● Task objective:
Find the line that contains "Convert this document image to plain text.". Then set down that line and all the lines after it, to the end of the records, exactly and with nothing added.

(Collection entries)

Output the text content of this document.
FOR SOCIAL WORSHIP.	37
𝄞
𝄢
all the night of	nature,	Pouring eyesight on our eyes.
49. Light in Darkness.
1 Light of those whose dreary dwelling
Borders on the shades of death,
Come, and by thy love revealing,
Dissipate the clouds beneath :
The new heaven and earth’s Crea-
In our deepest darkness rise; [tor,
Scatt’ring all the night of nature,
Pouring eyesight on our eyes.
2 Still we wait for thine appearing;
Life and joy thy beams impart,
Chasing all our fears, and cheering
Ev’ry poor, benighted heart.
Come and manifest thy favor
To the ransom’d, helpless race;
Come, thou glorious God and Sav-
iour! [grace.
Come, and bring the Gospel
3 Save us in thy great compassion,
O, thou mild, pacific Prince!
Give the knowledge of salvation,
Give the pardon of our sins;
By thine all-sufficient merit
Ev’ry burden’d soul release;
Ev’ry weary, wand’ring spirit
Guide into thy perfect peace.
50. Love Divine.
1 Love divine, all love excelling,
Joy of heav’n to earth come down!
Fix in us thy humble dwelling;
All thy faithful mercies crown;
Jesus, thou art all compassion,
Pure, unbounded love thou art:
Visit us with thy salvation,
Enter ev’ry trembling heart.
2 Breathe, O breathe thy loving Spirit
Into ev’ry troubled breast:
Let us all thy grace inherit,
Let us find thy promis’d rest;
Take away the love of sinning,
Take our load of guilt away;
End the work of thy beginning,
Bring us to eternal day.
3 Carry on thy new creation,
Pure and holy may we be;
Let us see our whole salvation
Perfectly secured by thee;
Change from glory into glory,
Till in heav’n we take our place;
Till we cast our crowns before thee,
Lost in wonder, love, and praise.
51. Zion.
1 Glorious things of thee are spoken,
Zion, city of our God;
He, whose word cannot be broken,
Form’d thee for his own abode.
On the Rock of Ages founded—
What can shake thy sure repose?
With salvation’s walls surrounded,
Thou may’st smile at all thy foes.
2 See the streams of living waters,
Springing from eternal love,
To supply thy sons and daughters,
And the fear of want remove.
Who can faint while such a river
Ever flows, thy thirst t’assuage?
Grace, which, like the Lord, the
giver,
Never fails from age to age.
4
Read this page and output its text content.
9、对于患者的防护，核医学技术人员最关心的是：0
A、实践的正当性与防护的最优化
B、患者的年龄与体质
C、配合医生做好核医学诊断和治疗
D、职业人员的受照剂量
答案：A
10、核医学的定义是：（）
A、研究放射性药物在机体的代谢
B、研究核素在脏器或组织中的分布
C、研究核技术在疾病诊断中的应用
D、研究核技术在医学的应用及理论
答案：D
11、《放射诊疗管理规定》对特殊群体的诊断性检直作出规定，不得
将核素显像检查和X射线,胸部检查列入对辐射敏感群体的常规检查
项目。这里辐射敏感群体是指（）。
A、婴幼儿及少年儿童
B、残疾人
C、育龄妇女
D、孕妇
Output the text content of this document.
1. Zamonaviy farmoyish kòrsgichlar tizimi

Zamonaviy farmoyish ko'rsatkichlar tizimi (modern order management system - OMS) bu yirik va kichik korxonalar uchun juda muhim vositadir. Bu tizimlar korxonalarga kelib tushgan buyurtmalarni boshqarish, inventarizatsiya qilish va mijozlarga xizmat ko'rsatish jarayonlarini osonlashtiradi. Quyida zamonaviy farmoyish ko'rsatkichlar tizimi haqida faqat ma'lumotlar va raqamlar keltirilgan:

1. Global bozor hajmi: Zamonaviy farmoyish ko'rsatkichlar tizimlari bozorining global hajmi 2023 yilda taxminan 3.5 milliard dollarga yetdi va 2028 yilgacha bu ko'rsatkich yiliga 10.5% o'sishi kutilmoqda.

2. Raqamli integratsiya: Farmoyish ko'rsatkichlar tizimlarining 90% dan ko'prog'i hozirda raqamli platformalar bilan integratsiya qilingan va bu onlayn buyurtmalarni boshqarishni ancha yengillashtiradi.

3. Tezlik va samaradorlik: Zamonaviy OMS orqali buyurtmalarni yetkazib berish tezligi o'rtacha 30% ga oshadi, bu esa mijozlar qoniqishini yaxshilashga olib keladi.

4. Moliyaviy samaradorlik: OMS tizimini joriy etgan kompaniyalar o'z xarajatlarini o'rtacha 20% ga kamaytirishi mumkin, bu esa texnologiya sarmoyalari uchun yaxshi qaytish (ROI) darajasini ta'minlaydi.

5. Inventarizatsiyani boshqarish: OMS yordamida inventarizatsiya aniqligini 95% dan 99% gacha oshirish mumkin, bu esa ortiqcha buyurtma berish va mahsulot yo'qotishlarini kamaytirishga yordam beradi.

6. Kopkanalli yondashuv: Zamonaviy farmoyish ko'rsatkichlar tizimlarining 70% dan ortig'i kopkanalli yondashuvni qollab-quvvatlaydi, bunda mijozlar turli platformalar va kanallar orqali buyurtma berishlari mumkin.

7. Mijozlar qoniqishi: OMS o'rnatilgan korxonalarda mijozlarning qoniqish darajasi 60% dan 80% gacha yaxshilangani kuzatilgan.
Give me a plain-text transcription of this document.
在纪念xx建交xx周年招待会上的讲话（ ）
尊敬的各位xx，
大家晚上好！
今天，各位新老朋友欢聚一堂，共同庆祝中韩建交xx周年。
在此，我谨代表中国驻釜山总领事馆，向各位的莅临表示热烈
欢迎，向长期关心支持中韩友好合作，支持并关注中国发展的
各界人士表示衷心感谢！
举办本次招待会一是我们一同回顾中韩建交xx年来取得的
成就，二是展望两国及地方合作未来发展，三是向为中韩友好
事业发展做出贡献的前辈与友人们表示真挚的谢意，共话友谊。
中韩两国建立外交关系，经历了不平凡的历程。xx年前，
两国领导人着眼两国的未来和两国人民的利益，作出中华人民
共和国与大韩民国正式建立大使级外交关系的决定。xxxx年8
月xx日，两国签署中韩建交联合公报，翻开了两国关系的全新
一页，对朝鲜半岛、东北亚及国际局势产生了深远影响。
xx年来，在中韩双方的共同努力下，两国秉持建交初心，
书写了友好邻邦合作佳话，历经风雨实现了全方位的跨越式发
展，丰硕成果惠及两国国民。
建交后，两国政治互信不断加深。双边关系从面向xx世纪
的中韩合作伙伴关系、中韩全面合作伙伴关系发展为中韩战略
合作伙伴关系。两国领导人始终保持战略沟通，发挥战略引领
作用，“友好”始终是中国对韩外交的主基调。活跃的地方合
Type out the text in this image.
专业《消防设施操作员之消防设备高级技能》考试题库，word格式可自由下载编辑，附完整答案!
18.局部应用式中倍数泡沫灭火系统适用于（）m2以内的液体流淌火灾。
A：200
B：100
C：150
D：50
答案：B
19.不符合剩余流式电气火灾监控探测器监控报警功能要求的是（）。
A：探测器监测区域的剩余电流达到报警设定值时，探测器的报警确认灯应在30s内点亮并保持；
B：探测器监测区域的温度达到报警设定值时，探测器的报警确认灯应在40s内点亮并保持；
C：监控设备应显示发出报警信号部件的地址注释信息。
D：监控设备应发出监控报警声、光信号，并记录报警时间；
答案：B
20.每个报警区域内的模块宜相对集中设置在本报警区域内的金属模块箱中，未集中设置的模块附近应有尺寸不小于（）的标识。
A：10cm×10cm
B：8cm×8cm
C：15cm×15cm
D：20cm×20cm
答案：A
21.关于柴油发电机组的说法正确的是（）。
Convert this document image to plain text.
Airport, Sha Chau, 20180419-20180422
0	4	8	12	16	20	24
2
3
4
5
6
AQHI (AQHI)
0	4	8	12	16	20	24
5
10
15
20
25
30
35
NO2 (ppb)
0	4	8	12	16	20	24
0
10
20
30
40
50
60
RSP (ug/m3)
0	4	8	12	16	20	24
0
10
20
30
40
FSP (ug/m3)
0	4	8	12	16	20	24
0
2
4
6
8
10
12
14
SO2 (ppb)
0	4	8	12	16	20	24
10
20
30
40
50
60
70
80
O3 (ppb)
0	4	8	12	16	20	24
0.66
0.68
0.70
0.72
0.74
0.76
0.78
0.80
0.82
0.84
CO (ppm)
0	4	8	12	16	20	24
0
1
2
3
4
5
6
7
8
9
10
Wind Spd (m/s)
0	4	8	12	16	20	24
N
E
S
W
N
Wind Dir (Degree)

● Full solution:
Convert this document image to plain text.
Airport, Sha Chau, 20180419-20180422
0	4	8	12	16	20	24
2
3
4
5
6
AQHI (AQHI)
0	4	8	12	16	20	24
5
10
15
20
25
30
35
NO2 (ppb)
0	4	8	12	16	20	24
0
10
20
30
40
50
60
RSP (ug/m3)
0	4	8	12	16	20	24
0
10
20
30
40
FSP (ug/m3)
0	4	8	12	16	20	24
0
2
4
6
8
10
12
14
SO2 (ppb)
0	4	8	12	16	20	24
10
20
30
40
50
60
70
80
O3 (ppb)
0	4	8	12	16	20	24
0.66
0.68
0.70
0.72
0.74
0.76
0.78
0.80
0.82
0.84
CO (ppm)
0	4	8	12	16	20	24
0
1
2
3
4
5
6
7
8
9
10
Wind Spd (m/s)
0	4	8	12	16	20	24
N
E
S
W
N
Wind Dir (Degree)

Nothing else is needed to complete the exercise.